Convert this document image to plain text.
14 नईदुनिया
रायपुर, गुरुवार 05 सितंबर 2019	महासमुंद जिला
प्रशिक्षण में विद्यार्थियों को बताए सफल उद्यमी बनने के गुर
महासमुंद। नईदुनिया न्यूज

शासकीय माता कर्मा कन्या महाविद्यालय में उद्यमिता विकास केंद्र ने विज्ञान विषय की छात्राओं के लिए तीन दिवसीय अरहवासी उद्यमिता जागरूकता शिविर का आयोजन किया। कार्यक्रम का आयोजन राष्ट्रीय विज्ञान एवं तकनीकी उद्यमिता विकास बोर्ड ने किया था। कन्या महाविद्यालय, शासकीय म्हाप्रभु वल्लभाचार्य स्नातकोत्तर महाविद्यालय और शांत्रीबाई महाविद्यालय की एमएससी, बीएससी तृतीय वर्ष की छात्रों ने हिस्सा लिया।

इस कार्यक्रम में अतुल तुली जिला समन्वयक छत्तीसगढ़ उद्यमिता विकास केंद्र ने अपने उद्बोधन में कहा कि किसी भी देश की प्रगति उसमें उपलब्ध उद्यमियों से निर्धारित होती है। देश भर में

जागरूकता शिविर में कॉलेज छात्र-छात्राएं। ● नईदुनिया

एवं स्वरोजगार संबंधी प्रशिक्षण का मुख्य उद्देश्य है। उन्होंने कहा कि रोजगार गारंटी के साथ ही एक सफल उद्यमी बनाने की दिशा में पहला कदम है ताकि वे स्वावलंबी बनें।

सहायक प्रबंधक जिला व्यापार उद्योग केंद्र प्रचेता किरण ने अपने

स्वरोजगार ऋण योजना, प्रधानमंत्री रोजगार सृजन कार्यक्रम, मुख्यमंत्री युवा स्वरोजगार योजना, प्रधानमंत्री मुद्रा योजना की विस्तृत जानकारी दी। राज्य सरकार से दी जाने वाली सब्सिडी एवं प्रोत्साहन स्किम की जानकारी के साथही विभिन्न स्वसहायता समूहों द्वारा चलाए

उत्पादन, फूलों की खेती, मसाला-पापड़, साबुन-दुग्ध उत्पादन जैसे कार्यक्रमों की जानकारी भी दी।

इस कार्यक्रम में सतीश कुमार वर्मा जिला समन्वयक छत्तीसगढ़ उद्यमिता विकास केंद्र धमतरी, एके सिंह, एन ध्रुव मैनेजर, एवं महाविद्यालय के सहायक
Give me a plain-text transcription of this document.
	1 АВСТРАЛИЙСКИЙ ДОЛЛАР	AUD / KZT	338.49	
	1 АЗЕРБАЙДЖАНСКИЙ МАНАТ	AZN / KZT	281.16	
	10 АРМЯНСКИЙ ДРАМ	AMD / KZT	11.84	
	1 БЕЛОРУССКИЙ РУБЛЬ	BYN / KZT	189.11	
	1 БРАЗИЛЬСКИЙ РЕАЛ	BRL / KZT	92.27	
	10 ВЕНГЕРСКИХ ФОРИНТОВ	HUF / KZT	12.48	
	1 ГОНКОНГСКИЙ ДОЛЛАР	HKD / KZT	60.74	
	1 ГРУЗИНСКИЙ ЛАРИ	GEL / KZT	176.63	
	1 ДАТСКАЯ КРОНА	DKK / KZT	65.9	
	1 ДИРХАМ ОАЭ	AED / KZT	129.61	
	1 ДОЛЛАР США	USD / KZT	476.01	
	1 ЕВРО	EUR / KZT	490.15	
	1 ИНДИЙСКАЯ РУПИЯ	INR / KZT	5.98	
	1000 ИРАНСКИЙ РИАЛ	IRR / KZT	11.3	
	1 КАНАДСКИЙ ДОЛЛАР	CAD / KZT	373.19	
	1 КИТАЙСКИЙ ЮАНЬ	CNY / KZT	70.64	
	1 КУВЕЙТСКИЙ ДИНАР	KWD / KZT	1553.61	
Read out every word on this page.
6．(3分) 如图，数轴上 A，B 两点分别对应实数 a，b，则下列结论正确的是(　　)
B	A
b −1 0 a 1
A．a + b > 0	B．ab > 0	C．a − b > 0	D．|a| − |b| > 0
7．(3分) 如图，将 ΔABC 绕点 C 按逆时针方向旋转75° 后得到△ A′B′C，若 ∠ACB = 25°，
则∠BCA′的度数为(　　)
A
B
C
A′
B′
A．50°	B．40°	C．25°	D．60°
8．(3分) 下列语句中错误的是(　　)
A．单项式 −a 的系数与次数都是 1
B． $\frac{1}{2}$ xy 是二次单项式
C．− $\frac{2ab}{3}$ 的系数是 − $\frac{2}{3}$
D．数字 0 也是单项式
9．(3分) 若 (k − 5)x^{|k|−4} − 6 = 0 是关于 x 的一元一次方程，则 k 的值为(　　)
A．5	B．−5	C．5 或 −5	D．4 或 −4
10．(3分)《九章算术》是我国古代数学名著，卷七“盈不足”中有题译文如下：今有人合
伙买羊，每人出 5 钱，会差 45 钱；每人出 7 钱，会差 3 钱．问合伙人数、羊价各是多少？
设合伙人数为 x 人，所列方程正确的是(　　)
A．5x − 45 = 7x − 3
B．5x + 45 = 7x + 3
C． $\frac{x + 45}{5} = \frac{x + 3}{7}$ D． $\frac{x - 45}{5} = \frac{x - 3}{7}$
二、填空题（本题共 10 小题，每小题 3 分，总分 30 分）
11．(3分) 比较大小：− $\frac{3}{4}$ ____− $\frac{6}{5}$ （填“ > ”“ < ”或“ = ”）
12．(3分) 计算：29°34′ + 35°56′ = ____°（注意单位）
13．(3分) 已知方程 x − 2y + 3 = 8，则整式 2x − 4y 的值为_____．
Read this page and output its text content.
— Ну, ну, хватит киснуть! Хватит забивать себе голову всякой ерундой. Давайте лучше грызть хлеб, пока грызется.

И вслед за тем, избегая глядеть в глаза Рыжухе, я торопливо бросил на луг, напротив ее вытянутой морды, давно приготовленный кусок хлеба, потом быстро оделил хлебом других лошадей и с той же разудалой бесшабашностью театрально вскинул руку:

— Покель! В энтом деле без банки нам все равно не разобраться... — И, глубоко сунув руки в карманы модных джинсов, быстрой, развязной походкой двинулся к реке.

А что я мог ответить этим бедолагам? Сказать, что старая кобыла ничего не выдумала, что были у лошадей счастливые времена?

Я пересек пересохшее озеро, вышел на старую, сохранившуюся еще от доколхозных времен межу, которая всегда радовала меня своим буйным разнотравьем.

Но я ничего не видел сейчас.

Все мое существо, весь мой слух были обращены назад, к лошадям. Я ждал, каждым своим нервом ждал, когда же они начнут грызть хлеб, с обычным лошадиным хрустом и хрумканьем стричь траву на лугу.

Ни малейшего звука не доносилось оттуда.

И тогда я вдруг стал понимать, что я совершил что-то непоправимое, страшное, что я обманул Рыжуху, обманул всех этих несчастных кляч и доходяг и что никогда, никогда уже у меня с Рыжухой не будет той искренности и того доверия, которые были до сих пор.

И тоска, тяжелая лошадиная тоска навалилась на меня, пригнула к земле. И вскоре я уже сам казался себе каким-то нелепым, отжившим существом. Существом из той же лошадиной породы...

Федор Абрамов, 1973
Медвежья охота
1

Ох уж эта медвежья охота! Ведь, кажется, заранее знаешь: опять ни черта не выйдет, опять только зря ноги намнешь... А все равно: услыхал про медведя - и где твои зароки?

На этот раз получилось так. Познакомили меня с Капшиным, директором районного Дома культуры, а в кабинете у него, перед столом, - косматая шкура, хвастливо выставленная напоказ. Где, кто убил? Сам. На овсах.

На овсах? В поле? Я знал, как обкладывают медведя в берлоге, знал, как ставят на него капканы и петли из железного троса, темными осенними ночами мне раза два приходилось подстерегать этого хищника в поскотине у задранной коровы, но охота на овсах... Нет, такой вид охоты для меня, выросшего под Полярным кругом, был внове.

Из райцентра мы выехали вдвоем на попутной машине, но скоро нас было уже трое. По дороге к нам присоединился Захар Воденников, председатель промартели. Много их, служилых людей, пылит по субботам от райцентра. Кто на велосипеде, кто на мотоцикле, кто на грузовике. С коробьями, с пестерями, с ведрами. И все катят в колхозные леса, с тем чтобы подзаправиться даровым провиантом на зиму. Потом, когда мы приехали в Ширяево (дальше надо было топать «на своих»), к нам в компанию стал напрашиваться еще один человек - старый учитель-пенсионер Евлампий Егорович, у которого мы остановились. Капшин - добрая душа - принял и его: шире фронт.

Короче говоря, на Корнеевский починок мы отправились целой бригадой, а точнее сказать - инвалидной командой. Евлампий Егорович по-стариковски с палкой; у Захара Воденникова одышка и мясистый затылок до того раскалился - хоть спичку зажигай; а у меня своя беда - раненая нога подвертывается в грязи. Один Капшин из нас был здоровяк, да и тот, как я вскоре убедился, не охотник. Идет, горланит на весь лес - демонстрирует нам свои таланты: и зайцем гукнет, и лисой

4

> _EXERCISE_: Read through the entries and copy each line in which "document" appears.

> _RESPONSE BELOW_:
Convert this document image to plain text.
Give me a plain-text transcription of this document.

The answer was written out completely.